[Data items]
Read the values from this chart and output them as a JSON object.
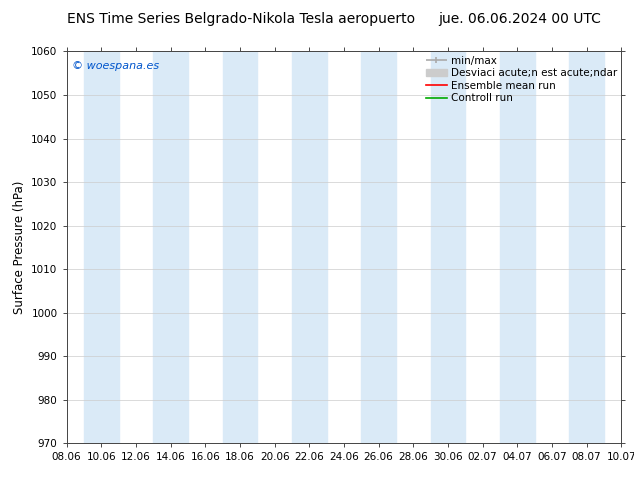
{
  "title_left": "ENS Time Series Belgrado-Nikola Tesla aeropuerto",
  "title_right": "jue. 06.06.2024 00 UTC",
  "ylabel": "Surface Pressure (hPa)",
  "watermark": "© woespana.es",
  "ylim": [
    970,
    1060
  ],
  "yticks": [
    970,
    980,
    990,
    1000,
    1010,
    1020,
    1030,
    1040,
    1050,
    1060
  ],
  "xtick_labels": [
    "08.06",
    "10.06",
    "12.06",
    "14.06",
    "16.06",
    "18.06",
    "20.06",
    "22.06",
    "24.06",
    "26.06",
    "28.06",
    "30.06",
    "02.07",
    "04.07",
    "06.07",
    "08.07",
    "10.07"
  ],
  "n_xticks": 17,
  "background_color": "#ffffff",
  "plot_bg_color": "#ffffff",
  "shaded_columns_color": "#daeaf7",
  "shaded_column_indices": [
    1,
    3,
    5,
    7,
    9,
    11,
    13,
    15
  ],
  "legend_labels": [
    "min/max",
    "Desviaci acute;n est acute;ndar",
    "Ensemble mean run",
    "Controll run"
  ],
  "legend_minmax_color": "#aaaaaa",
  "legend_desv_color": "#cccccc",
  "legend_ensemble_color": "#ff0000",
  "legend_control_color": "#00aa00",
  "title_fontsize": 10,
  "tick_fontsize": 7.5,
  "ylabel_fontsize": 8.5,
  "watermark_color": "#0055cc",
  "legend_fontsize": 7.5
}
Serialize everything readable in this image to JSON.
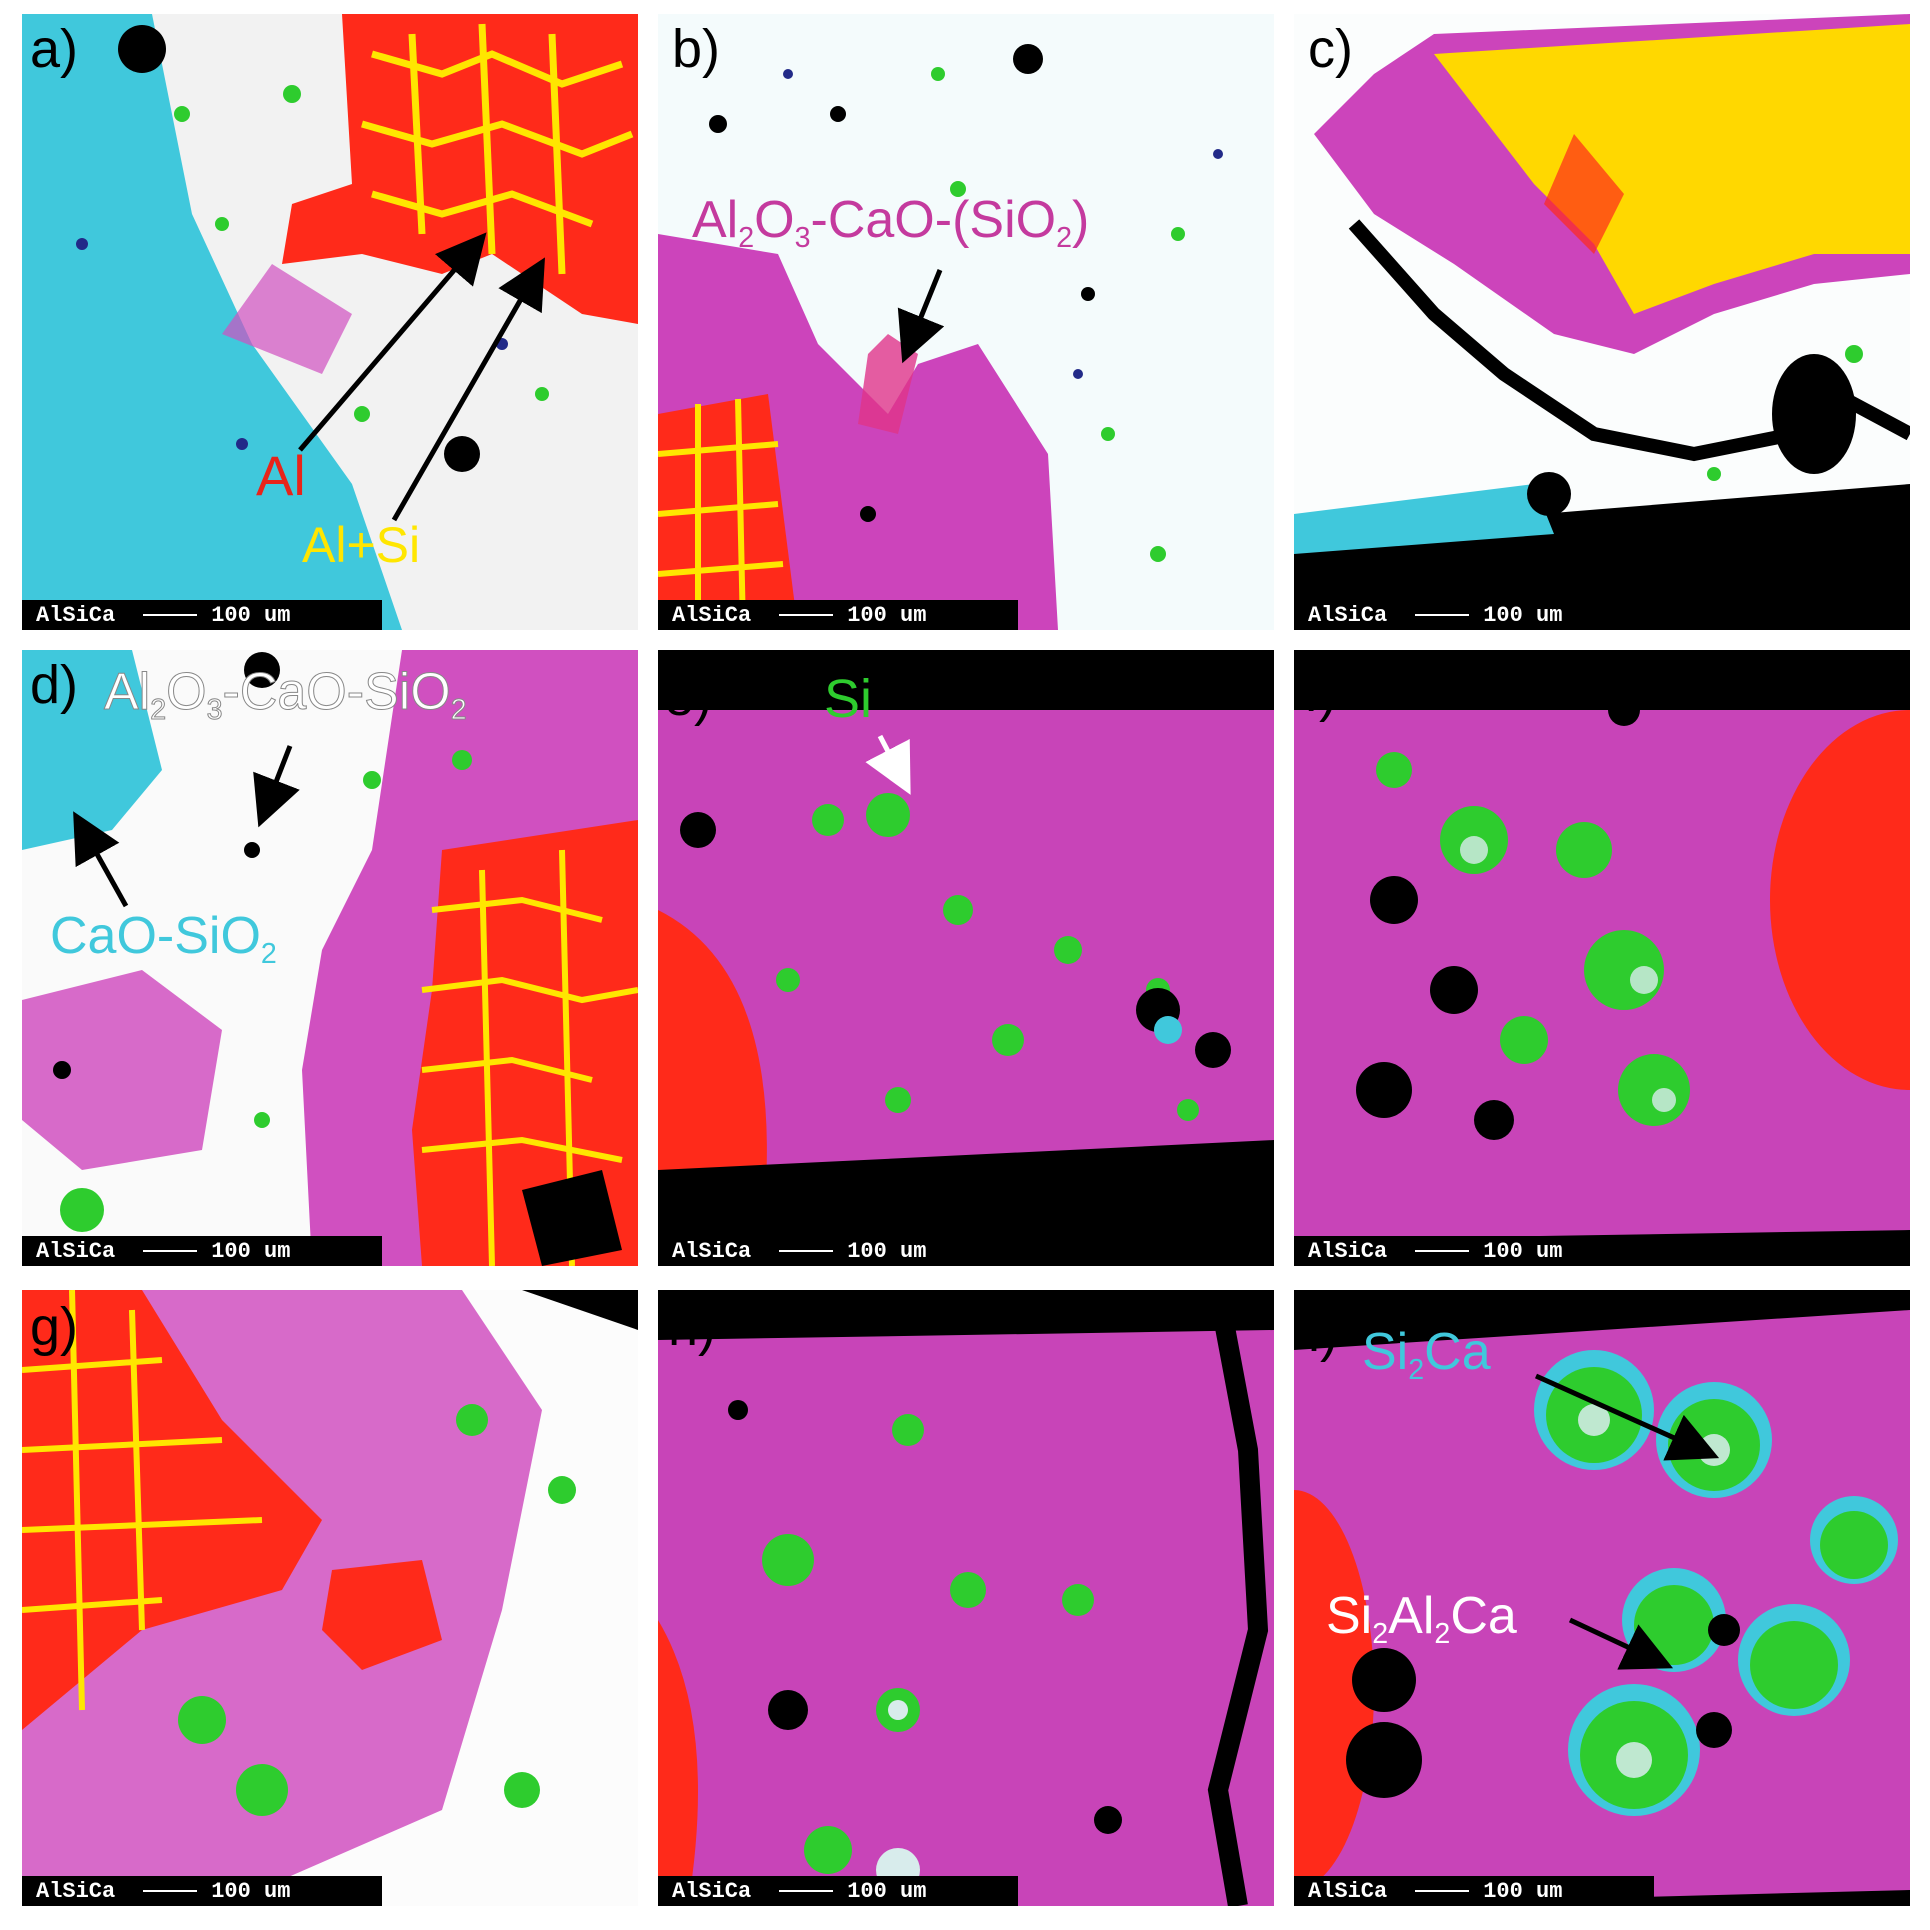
{
  "panels": [
    {
      "id": "a",
      "label": "a)",
      "scale_element": "AlSiCa",
      "scale_value": "100 um"
    },
    {
      "id": "b",
      "label": "b)",
      "scale_element": "AlSiCa",
      "scale_value": "100 um"
    },
    {
      "id": "c",
      "label": "c)",
      "scale_element": "AlSiCa",
      "scale_value": "100 um"
    },
    {
      "id": "d",
      "label": "d)",
      "scale_element": "AlSiCa",
      "scale_value": "100 um"
    },
    {
      "id": "e",
      "label": "e)",
      "scale_element": "AlSiCa",
      "scale_value": "100 um"
    },
    {
      "id": "f",
      "label": "f)",
      "scale_element": "AlSiCa",
      "scale_value": "100 um"
    },
    {
      "id": "g",
      "label": "g)",
      "scale_element": "AlSiCa",
      "scale_value": "100 um"
    },
    {
      "id": "h",
      "label": "h)",
      "scale_element": "AlSiCa",
      "scale_value": "100 um"
    },
    {
      "id": "i",
      "label": "i)",
      "scale_element": "AlSiCa",
      "scale_value": "100 um"
    }
  ],
  "annotations": {
    "a_al": "Al",
    "a_alsi": "Al+Si",
    "b_oxide_1": "Al",
    "b_oxide_2": "2",
    "b_oxide_3": "O",
    "b_oxide_4": "3",
    "b_oxide_5": "-CaO-(SiO",
    "b_oxide_6": "2",
    "b_oxide_7": ")",
    "d_oxide_1": "Al",
    "d_oxide_2": "2",
    "d_oxide_3": "O",
    "d_oxide_4": "3",
    "d_oxide_5": "-CaO-SiO",
    "d_oxide_6": "2",
    "d_casio_1": "CaO-SiO",
    "d_casio_2": "2",
    "e_si": "Si",
    "i_si2ca_1": "Si",
    "i_si2ca_2": "2",
    "i_si2ca_3": "Ca",
    "i_si2al2ca_1": "Si",
    "i_si2al2ca_2": "2",
    "i_si2al2ca_3": "Al",
    "i_si2al2ca_4": "2",
    "i_si2al2ca_5": "Ca"
  },
  "colors": {
    "al": "#ff2a1a",
    "al_si": "#ffe600",
    "si": "#2ecc2e",
    "ca_si": "#40c8dc",
    "matrix": "#cc44bb",
    "oxide": "#ffffff",
    "pore": "#000000"
  }
}
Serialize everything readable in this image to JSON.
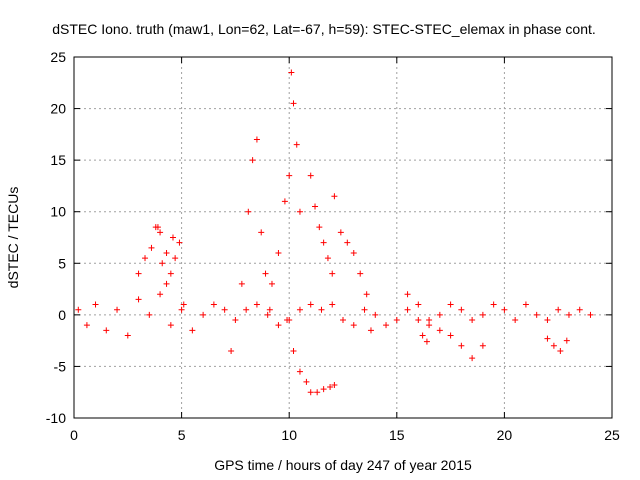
{
  "chart_data": {
    "type": "scatter",
    "title": "dSTEC Iono. truth (maw1, Lon=62, Lat=-67, h=59): STEC-STEC_elemax in phase cont.",
    "xlabel": "GPS time / hours of day 247 of year 2015",
    "ylabel": "dSTEC  / TECUs",
    "xlim": [
      0,
      25
    ],
    "ylim": [
      -10,
      25
    ],
    "xticks": [
      0,
      5,
      10,
      15,
      20,
      25
    ],
    "yticks": [
      -10,
      -5,
      0,
      5,
      10,
      15,
      20,
      25
    ],
    "grid": true,
    "marker": "+",
    "color": "#ff0000",
    "series": [
      {
        "x": [
          0.2,
          0.6,
          1.0,
          1.5,
          2.0,
          2.5,
          3.0,
          3.5,
          4.0,
          4.5,
          5.0,
          5.5,
          6.0,
          6.5,
          7.0,
          7.5,
          8.0,
          8.5,
          9.0,
          9.5,
          10.0,
          10.5,
          11.0,
          11.5,
          12.0,
          12.5,
          13.0,
          13.5,
          14.0,
          14.5,
          15.0,
          15.5,
          16.0,
          16.5,
          17.0,
          17.5,
          18.0,
          18.5,
          19.0,
          19.5,
          20.0,
          20.5,
          21.0,
          21.5,
          22.0,
          22.5,
          23.0,
          23.5,
          24.0
        ],
        "y": [
          0.5,
          -1.0,
          1.0,
          -1.5,
          0.5,
          -2.0,
          1.5,
          0.0,
          2.0,
          -1.0,
          0.5,
          -1.5,
          0.0,
          1.0,
          0.5,
          -0.5,
          0.5,
          1.0,
          0.0,
          -1.0,
          -0.5,
          0.5,
          1.0,
          0.5,
          1.0,
          -0.5,
          -1.0,
          0.5,
          0.0,
          -1.0,
          -0.5,
          0.5,
          1.0,
          -0.5,
          0.0,
          1.0,
          0.5,
          -0.5,
          0.0,
          1.0,
          0.5,
          -0.5,
          1.0,
          0.0,
          -0.5,
          0.5,
          0.0,
          0.5,
          0.0
        ]
      },
      {
        "x": [
          3.0,
          3.3,
          3.6,
          3.9,
          4.1,
          4.3,
          4.5,
          4.7,
          4.9,
          5.1
        ],
        "y": [
          4.0,
          5.5,
          6.5,
          8.5,
          5.0,
          3.0,
          4.0,
          5.5,
          7.0,
          1.0
        ]
      },
      {
        "x": [
          7.3,
          7.8,
          8.1,
          8.3,
          8.5,
          8.7,
          8.9,
          9.1
        ],
        "y": [
          -3.5,
          3.0,
          10.0,
          15.0,
          17.0,
          8.0,
          4.0,
          0.5
        ]
      },
      {
        "x": [
          9.2,
          9.5,
          9.8,
          10.0,
          10.1,
          10.2,
          10.35,
          10.5
        ],
        "y": [
          3.0,
          6.0,
          11.0,
          13.5,
          23.5,
          20.5,
          16.5,
          10.0
        ]
      },
      {
        "x": [
          9.9,
          10.2,
          10.5,
          10.8,
          11.0,
          11.3,
          11.6,
          11.9,
          12.1
        ],
        "y": [
          -0.5,
          -3.5,
          -5.5,
          -6.5,
          -7.5,
          -7.5,
          -7.2,
          -7.0,
          -6.8
        ]
      },
      {
        "x": [
          11.0,
          11.2,
          11.4,
          11.6,
          11.8,
          12.0
        ],
        "y": [
          13.5,
          10.5,
          8.5,
          7.0,
          5.5,
          4.0
        ]
      },
      {
        "x": [
          12.1,
          12.4,
          12.7,
          13.0,
          13.3,
          13.6,
          13.8
        ],
        "y": [
          11.5,
          8.0,
          7.0,
          6.0,
          4.0,
          2.0,
          -1.5
        ]
      },
      {
        "x": [
          15.5,
          16.0,
          16.5,
          17.0,
          17.5,
          18.0,
          18.5,
          19.0
        ],
        "y": [
          2.0,
          -0.5,
          -1.0,
          -1.5,
          -2.0,
          -3.0,
          -4.2,
          -3.0
        ]
      },
      {
        "x": [
          22.0,
          22.3,
          22.6,
          22.9
        ],
        "y": [
          -2.3,
          -3.0,
          -3.5,
          -2.5
        ]
      },
      {
        "x": [
          3.8,
          4.0,
          4.3,
          4.6
        ],
        "y": [
          8.5,
          8.0,
          6.0,
          7.5
        ]
      },
      {
        "x": [
          16.2,
          16.4
        ],
        "y": [
          -2.0,
          -2.6
        ]
      }
    ]
  }
}
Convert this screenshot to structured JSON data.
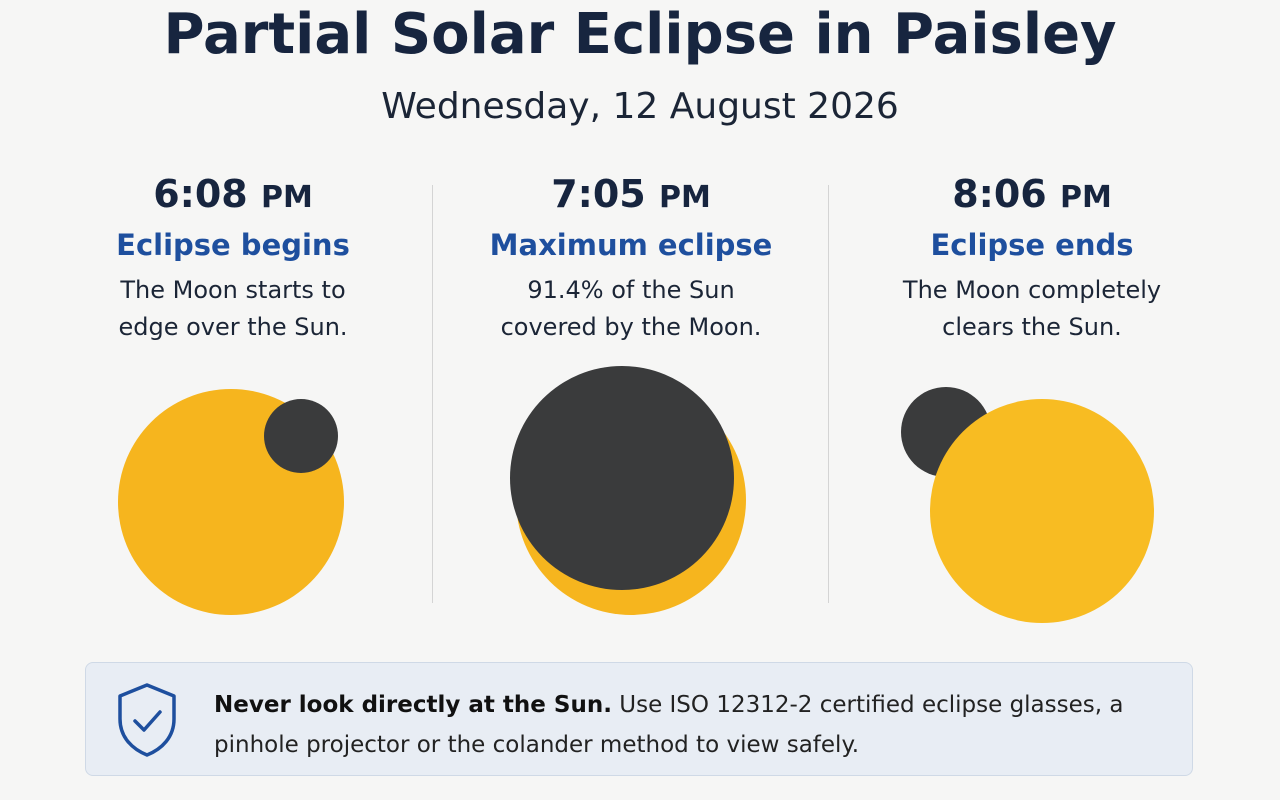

Given problem – Reply with nothing but the number of lines in the data above that contain "JSON".

Task response – 4